DATA SECTION:
════════════════

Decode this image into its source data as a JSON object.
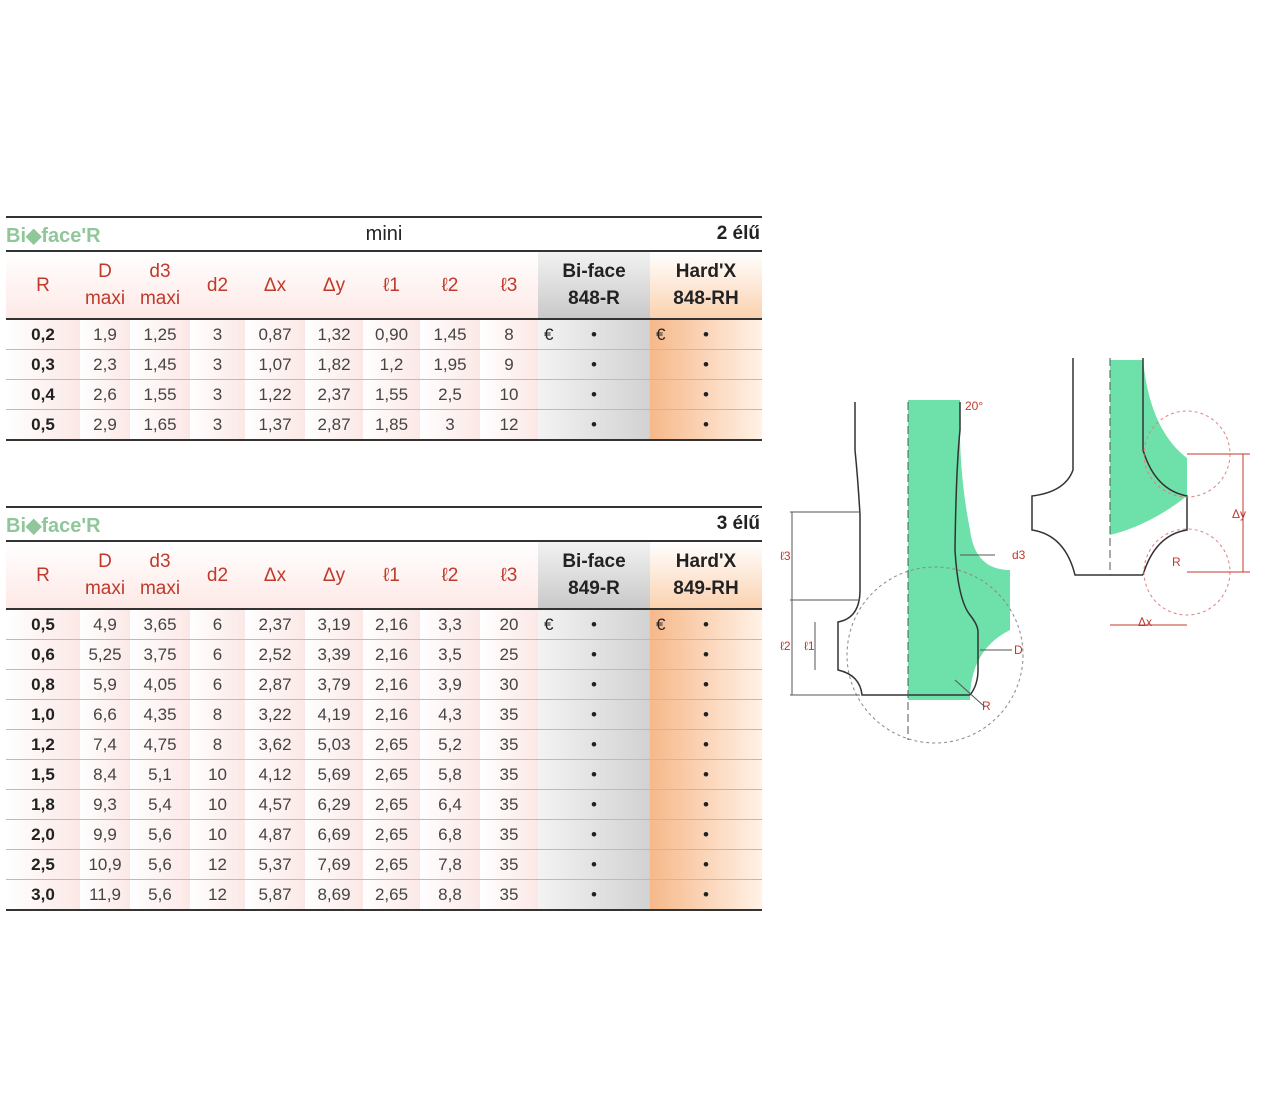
{
  "logo": "Bi◆face'R",
  "table1": {
    "title": "mini",
    "edges": "2 élű",
    "header": [
      [
        "R"
      ],
      [
        "D",
        "maxi"
      ],
      [
        "d3",
        "maxi"
      ],
      [
        "d2"
      ],
      [
        "Δx"
      ],
      [
        "Δy"
      ],
      [
        "ℓ1"
      ],
      [
        "ℓ2"
      ],
      [
        "ℓ3"
      ],
      [
        "Bi-face",
        "848-R"
      ],
      [
        "Hard'X",
        "848-RH"
      ]
    ],
    "price_marks": [
      "€",
      "€"
    ],
    "rows": [
      [
        "0,2",
        "1,9",
        "1,25",
        "3",
        "0,87",
        "1,32",
        "0,90",
        "1,45",
        "8",
        "•",
        "•"
      ],
      [
        "0,3",
        "2,3",
        "1,45",
        "3",
        "1,07",
        "1,82",
        "1,2",
        "1,95",
        "9",
        "•",
        "•"
      ],
      [
        "0,4",
        "2,6",
        "1,55",
        "3",
        "1,22",
        "2,37",
        "1,55",
        "2,5",
        "10",
        "•",
        "•"
      ],
      [
        "0,5",
        "2,9",
        "1,65",
        "3",
        "1,37",
        "2,87",
        "1,85",
        "3",
        "12",
        "•",
        "•"
      ]
    ]
  },
  "table2": {
    "edges": "3 élű",
    "header": [
      [
        "R"
      ],
      [
        "D",
        "maxi"
      ],
      [
        "d3",
        "maxi"
      ],
      [
        "d2"
      ],
      [
        "Δx"
      ],
      [
        "Δy"
      ],
      [
        "ℓ1"
      ],
      [
        "ℓ2"
      ],
      [
        "ℓ3"
      ],
      [
        "Bi-face",
        "849-R"
      ],
      [
        "Hard'X",
        "849-RH"
      ]
    ],
    "price_marks": [
      "€",
      "€"
    ],
    "rows": [
      [
        "0,5",
        "4,9",
        "3,65",
        "6",
        "2,37",
        "3,19",
        "2,16",
        "3,3",
        "20",
        "•",
        "•"
      ],
      [
        "0,6",
        "5,25",
        "3,75",
        "6",
        "2,52",
        "3,39",
        "2,16",
        "3,5",
        "25",
        "•",
        "•"
      ],
      [
        "0,8",
        "5,9",
        "4,05",
        "6",
        "2,87",
        "3,79",
        "2,16",
        "3,9",
        "30",
        "•",
        "•"
      ],
      [
        "1,0",
        "6,6",
        "4,35",
        "8",
        "3,22",
        "4,19",
        "2,16",
        "4,3",
        "35",
        "•",
        "•"
      ],
      [
        "1,2",
        "7,4",
        "4,75",
        "8",
        "3,62",
        "5,03",
        "2,65",
        "5,2",
        "35",
        "•",
        "•"
      ],
      [
        "1,5",
        "8,4",
        "5,1",
        "10",
        "4,12",
        "5,69",
        "2,65",
        "5,8",
        "35",
        "•",
        "•"
      ],
      [
        "1,8",
        "9,3",
        "5,4",
        "10",
        "4,57",
        "6,29",
        "2,65",
        "6,4",
        "35",
        "•",
        "•"
      ],
      [
        "2,0",
        "9,9",
        "5,6",
        "10",
        "4,87",
        "6,69",
        "2,65",
        "6,8",
        "35",
        "•",
        "•"
      ],
      [
        "2,5",
        "10,9",
        "5,6",
        "12",
        "5,37",
        "7,69",
        "2,65",
        "7,8",
        "35",
        "•",
        "•"
      ],
      [
        "3,0",
        "11,9",
        "5,6",
        "12",
        "5,87",
        "8,69",
        "2,65",
        "8,8",
        "35",
        "•",
        "•"
      ]
    ]
  },
  "diagram": {
    "angle": "20°",
    "l3": "ℓ3",
    "l2": "ℓ2",
    "l1": "ℓ1",
    "d3": "d3",
    "D": "D",
    "R": "R",
    "dy": "Δy",
    "R2": "R",
    "dx": "Δx"
  }
}
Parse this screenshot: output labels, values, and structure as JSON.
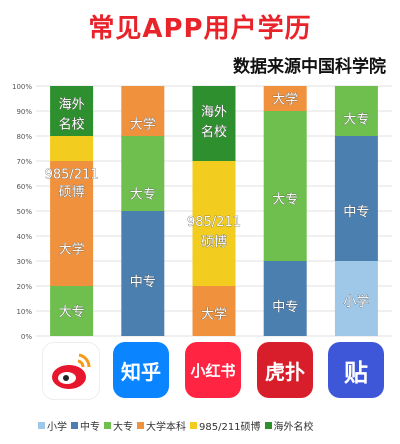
{
  "title": "常见APP用户学历",
  "subtitle": "数据来源中国科学院",
  "colors": {
    "小学": "#9fc7e8",
    "中专": "#4a7fb0",
    "大专": "#6fbf4f",
    "大学本科": "#f0923d",
    "985/211硕博": "#f2cc1e",
    "海外名校": "#2e8f2e"
  },
  "apps": [
    {
      "icon": "weibo-icon"
    },
    {
      "icon": "zhihu-icon",
      "label": "知乎"
    },
    {
      "icon": "xiaohongshu-icon",
      "label": "小红书"
    },
    {
      "icon": "hupu-icon",
      "label": "虎扑"
    },
    {
      "icon": "tieba-icon",
      "label": "贴"
    }
  ],
  "chart_data": {
    "type": "bar",
    "stacked": true,
    "y_tick_labels": [
      "0%",
      "10%",
      "20%",
      "30%",
      "40%",
      "50%",
      "60%",
      "70%",
      "80%",
      "90%",
      "100%"
    ],
    "ylim": [
      0,
      100
    ],
    "categories": [
      "微博",
      "知乎",
      "小红书",
      "虎扑",
      "贴吧"
    ],
    "series": [
      {
        "name": "小学",
        "values": [
          0,
          0,
          0,
          0,
          30
        ]
      },
      {
        "name": "中专",
        "values": [
          0,
          50,
          0,
          30,
          50
        ]
      },
      {
        "name": "大专",
        "values": [
          20,
          30,
          0,
          60,
          20
        ]
      },
      {
        "name": "大学本科",
        "values": [
          50,
          20,
          20,
          10,
          0
        ]
      },
      {
        "name": "985/211硕博",
        "values": [
          10,
          0,
          50,
          0,
          0
        ]
      },
      {
        "name": "海外名校",
        "values": [
          20,
          0,
          30,
          0,
          0
        ]
      }
    ],
    "data_labels": [
      [
        {
          "text": "大专",
          "y": 10
        },
        {
          "text": "大学",
          "y": 35
        },
        {
          "text": "985/211",
          "y": 65
        },
        {
          "text": "硕博",
          "y": 58
        },
        {
          "text": "海外",
          "y": 93
        },
        {
          "text": "名校",
          "y": 85
        }
      ],
      [
        {
          "text": "中专",
          "y": 22
        },
        {
          "text": "大专",
          "y": 57
        },
        {
          "text": "大学",
          "y": 85
        }
      ],
      [
        {
          "text": "大学",
          "y": 9
        },
        {
          "text": "985/211",
          "y": 46
        },
        {
          "text": "硕博",
          "y": 38
        },
        {
          "text": "海外",
          "y": 90
        },
        {
          "text": "名校",
          "y": 82
        }
      ],
      [
        {
          "text": "中专",
          "y": 12
        },
        {
          "text": "大专",
          "y": 55
        },
        {
          "text": "大学",
          "y": 95
        }
      ],
      [
        {
          "text": "小学",
          "y": 14
        },
        {
          "text": "中专",
          "y": 50
        },
        {
          "text": "大专",
          "y": 87
        }
      ]
    ],
    "legend": [
      "小学",
      "中专",
      "大专",
      "大学本科",
      "985/211硕博",
      "海外名校"
    ],
    "legend_position": "bottom"
  }
}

════════════════

WHAT IS ASKED: What is the number of lines in the data that hold the word "icon"? Reply with that number and nothing else.

WRITTEN SOLUTION: 5